Task instructions
Pull out each line of the data that includes the word "this".
────────
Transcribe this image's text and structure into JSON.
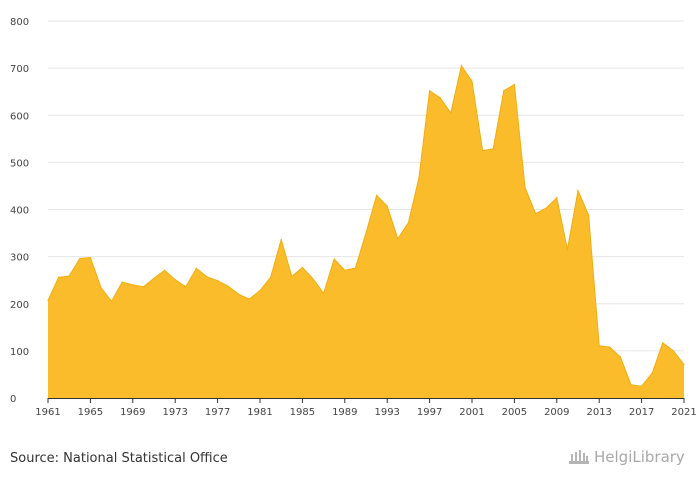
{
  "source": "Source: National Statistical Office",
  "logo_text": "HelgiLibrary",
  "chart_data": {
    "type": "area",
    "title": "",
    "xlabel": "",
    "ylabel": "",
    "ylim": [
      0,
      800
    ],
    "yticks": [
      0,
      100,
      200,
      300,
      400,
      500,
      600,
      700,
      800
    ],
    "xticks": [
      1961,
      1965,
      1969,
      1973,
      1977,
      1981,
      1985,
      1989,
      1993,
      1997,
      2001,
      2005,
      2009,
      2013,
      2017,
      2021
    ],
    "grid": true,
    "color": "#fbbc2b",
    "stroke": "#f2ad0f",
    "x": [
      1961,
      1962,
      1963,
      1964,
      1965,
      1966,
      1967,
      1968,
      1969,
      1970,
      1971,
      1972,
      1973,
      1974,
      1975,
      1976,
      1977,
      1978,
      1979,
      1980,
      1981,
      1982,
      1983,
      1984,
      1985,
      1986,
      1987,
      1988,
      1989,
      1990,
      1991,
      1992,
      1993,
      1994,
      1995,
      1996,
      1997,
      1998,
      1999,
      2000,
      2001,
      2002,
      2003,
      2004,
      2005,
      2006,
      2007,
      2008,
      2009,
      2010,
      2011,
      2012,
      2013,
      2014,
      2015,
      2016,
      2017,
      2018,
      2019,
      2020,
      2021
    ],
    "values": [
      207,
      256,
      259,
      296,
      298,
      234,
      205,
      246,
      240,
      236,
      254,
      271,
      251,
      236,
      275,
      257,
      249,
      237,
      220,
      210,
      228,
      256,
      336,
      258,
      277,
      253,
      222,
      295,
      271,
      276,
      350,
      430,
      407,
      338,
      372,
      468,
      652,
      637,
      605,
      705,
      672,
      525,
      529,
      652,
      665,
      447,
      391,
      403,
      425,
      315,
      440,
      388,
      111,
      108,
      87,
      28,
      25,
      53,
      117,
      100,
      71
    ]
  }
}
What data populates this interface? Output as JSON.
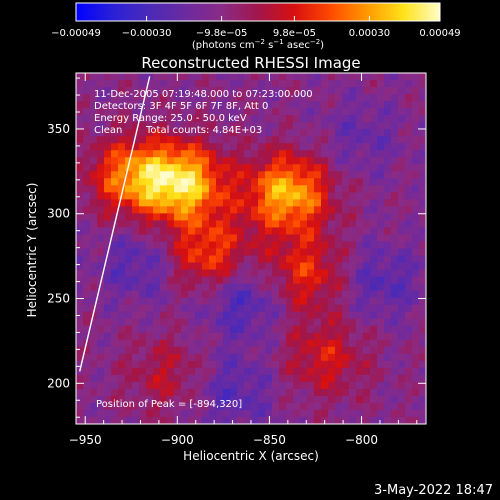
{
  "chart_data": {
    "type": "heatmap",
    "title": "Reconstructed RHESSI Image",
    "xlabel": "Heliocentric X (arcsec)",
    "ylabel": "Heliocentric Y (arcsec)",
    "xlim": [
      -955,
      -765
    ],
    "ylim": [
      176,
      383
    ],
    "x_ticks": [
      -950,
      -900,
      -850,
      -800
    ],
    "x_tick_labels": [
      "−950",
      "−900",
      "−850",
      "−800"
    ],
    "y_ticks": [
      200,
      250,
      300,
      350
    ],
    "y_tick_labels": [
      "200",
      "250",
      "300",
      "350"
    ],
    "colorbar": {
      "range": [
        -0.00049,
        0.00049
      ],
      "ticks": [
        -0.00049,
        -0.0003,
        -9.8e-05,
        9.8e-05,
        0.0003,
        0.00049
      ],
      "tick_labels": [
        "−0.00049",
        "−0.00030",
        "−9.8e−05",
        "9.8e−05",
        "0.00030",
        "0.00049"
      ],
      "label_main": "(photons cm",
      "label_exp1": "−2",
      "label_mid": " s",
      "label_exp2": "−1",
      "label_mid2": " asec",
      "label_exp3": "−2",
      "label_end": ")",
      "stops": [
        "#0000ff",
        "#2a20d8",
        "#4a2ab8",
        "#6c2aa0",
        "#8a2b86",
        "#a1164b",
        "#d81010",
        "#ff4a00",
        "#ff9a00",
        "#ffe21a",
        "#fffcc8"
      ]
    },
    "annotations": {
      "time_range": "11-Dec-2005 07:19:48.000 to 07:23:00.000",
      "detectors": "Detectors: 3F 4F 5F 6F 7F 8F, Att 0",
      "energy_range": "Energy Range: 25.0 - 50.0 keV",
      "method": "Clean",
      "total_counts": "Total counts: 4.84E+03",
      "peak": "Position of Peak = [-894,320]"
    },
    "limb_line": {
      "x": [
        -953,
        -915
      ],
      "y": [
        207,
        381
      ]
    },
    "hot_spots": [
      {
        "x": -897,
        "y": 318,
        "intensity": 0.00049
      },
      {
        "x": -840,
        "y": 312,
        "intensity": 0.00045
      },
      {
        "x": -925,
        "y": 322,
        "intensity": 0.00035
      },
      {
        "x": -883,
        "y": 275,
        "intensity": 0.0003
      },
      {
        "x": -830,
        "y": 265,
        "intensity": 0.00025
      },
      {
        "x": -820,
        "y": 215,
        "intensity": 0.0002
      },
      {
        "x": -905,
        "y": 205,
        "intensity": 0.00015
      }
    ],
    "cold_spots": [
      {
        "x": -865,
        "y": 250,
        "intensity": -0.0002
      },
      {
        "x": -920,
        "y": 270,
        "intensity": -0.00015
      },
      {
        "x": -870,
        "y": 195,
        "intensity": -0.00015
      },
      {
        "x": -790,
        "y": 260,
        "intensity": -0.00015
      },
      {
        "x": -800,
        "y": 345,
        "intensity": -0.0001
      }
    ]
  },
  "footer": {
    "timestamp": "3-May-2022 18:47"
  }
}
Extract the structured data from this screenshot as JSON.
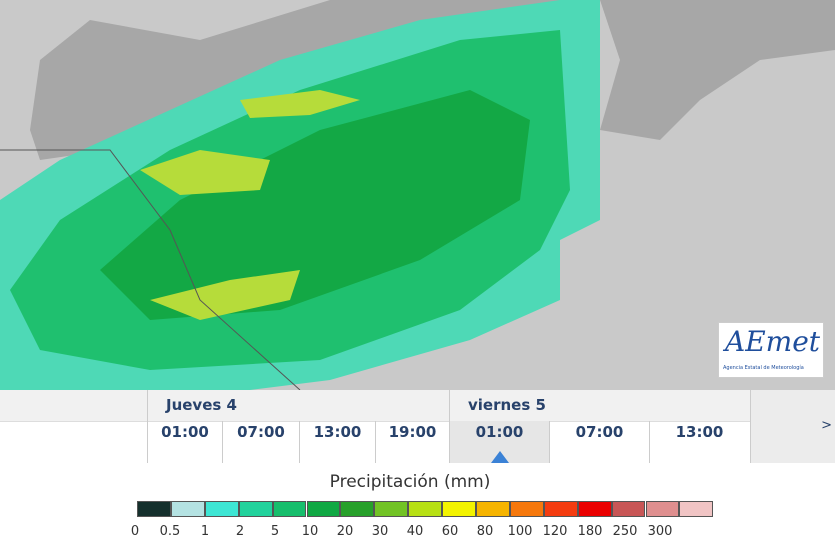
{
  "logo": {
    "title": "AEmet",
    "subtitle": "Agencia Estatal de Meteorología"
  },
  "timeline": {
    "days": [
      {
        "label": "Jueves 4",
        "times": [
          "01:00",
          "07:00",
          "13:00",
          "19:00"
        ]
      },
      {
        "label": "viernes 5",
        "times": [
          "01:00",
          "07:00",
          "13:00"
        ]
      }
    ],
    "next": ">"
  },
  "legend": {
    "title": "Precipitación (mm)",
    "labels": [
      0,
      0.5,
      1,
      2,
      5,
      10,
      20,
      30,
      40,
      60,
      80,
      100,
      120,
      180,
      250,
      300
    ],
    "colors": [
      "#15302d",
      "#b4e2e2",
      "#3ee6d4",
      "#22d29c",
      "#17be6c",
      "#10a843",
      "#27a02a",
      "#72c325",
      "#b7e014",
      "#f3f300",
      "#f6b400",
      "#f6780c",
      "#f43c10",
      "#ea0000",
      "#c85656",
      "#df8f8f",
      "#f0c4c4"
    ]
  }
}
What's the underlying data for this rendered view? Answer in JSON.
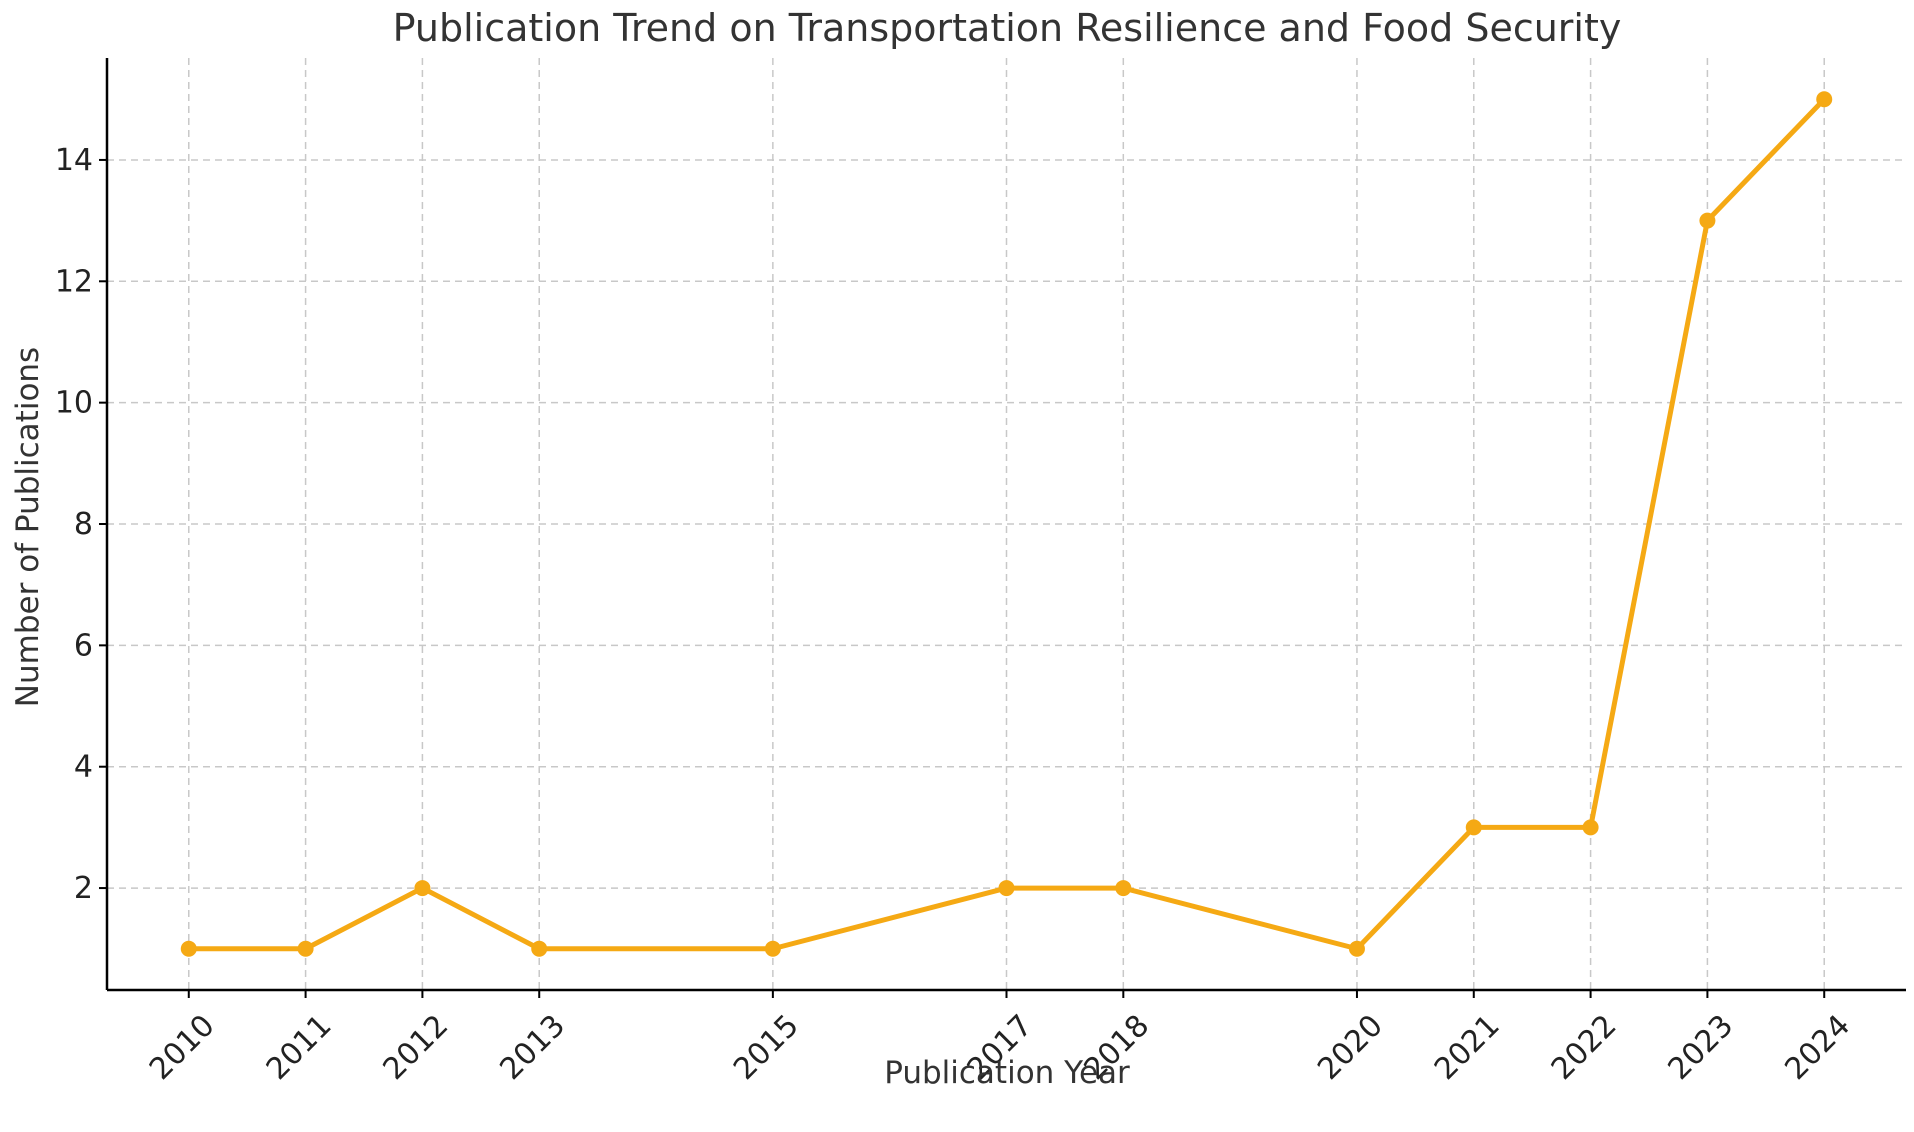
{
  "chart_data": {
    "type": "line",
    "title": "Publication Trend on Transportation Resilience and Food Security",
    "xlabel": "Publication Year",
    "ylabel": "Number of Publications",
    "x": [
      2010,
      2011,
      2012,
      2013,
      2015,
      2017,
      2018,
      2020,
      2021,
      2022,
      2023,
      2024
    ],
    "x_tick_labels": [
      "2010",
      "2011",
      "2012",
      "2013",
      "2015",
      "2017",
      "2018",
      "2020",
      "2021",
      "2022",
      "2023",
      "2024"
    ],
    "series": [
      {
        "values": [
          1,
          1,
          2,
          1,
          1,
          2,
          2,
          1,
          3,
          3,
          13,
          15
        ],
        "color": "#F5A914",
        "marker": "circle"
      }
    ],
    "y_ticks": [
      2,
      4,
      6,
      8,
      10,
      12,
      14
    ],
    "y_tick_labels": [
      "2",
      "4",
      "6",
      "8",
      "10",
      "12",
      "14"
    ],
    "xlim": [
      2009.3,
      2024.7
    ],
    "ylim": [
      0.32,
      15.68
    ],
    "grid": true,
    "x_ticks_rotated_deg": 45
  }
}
────────
Solved problem
Transcribe this image's text and structure into JSON.
What data populates this interface? Output as JSON.
Extract the structured data from this screenshot as JSON.
What's the underlying data for this rendered view? Answer in JSON.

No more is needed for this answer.